>> BEGIN DATA EXTRACT

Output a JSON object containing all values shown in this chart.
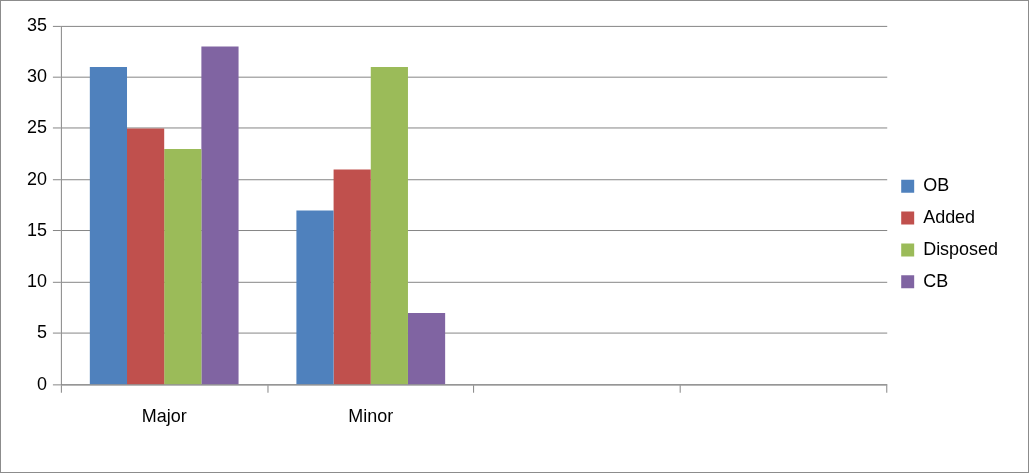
{
  "chart_data": {
    "type": "bar",
    "categories": [
      "Major",
      "Minor",
      null,
      null
    ],
    "series": [
      {
        "name": "OB",
        "color": "#4f81bd",
        "values": [
          31,
          17,
          null,
          null
        ]
      },
      {
        "name": "Added",
        "color": "#c0504d",
        "values": [
          25,
          21,
          null,
          null
        ]
      },
      {
        "name": "Disposed",
        "color": "#9bbb59",
        "values": [
          23,
          31,
          null,
          null
        ]
      },
      {
        "name": "CB",
        "color": "#8064a2",
        "values": [
          33,
          7,
          null,
          null
        ]
      }
    ],
    "ylim": [
      0,
      35
    ],
    "yticks": [
      0,
      5,
      10,
      15,
      20,
      25,
      30,
      35
    ],
    "grid": "y",
    "legend": "right"
  }
}
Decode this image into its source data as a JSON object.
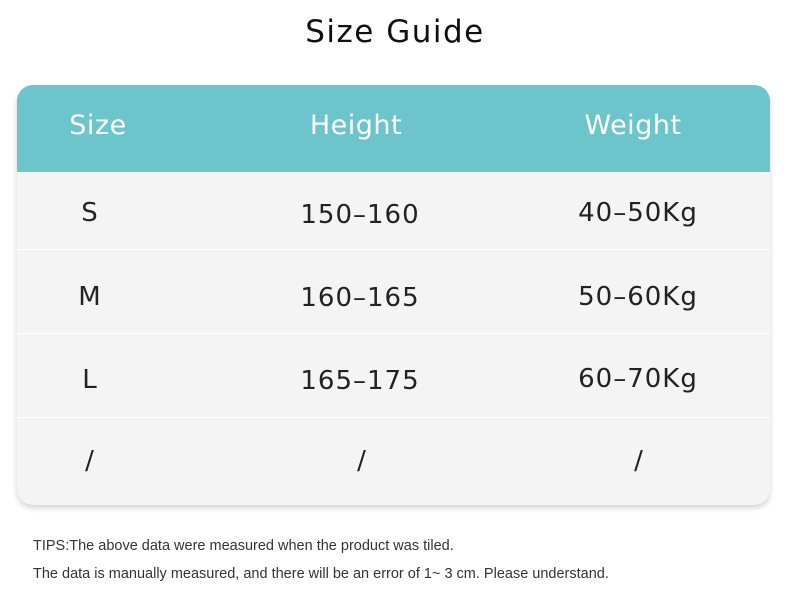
{
  "title": "Size Guide",
  "header_color": "#6cc5ca",
  "table": {
    "headers": [
      "Size",
      "Height",
      "Weight"
    ],
    "rows": [
      [
        "S",
        "150–160",
        "40–50Kg"
      ],
      [
        "M",
        "160–165",
        "50–60Kg"
      ],
      [
        "L",
        "165–175",
        "60–70Kg"
      ],
      [
        "/",
        "/",
        "/"
      ]
    ]
  },
  "tips": [
    "TIPS:The above data were measured when the product was tiled.",
    "The data is manually measured, and there will be an error of 1~ 3 cm. Please understand."
  ]
}
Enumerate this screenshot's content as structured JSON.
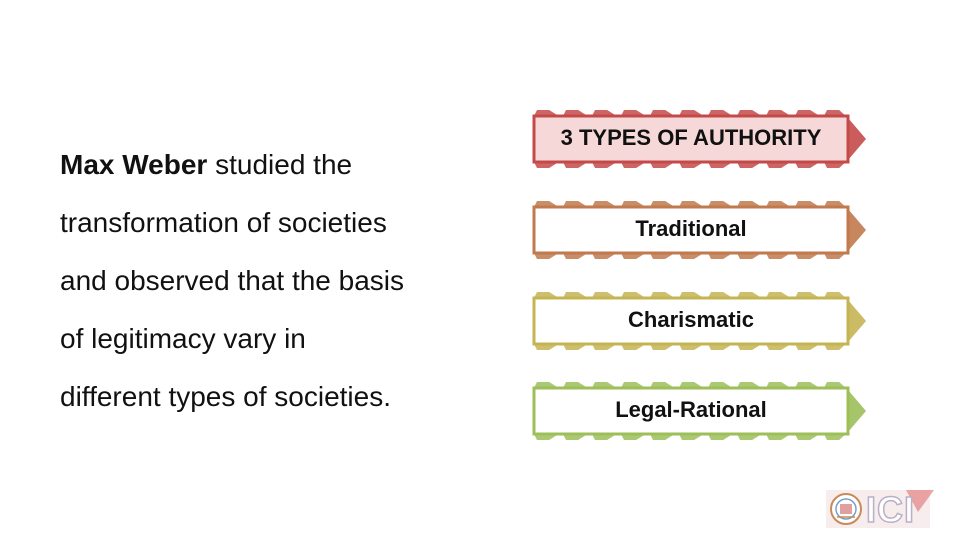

>> END DATA EXTRACT

> _SHORT TASK_
Can you retype every record above exactly, leaving out the pictures?

> _EXERCISE RESPONSE_
Output a JSON object containing all values shown in this chart.
{
  "chart_data": {
    "type": "bar",
    "categories": [
      "Major",
      "Minor",
      null,
      null
    ],
    "series": [
      {
        "name": "OB",
        "color": "#4f81bd",
        "values": [
          31,
          17,
          null,
          null
        ]
      },
      {
        "name": "Added",
        "color": "#c0504d",
        "values": [
          25,
          21,
          null,
          null
        ]
      },
      {
        "name": "Disposed",
        "color": "#9bbb59",
        "values": [
          23,
          31,
          null,
          null
        ]
      },
      {
        "name": "CB",
        "color": "#8064a2",
        "values": [
          33,
          7,
          null,
          null
        ]
      }
    ],
    "ylim": [
      0,
      35
    ],
    "yticks": [
      0,
      5,
      10,
      15,
      20,
      25,
      30,
      35
    ],
    "grid": "y",
    "legend": "right"
  }
}
Decode this image into its source data as a JSON object.
{
  "title": "Size Guide",
  "header_color": "#6cc5ca",
  "table": {
    "headers": [
      "Size",
      "Height",
      "Weight"
    ],
    "rows": [
      [
        "S",
        "150–160",
        "40–50Kg"
      ],
      [
        "M",
        "160–165",
        "50–60Kg"
      ],
      [
        "L",
        "165–175",
        "60–70Kg"
      ],
      [
        "/",
        "/",
        "/"
      ]
    ]
  },
  "tips": [
    "TIPS:The above data were measured when the product was tiled.",
    "The data is manually measured, and there will be an error of 1~ 3 cm. Please understand."
  ]
}
Enumerate this screenshot's content as structured JSON.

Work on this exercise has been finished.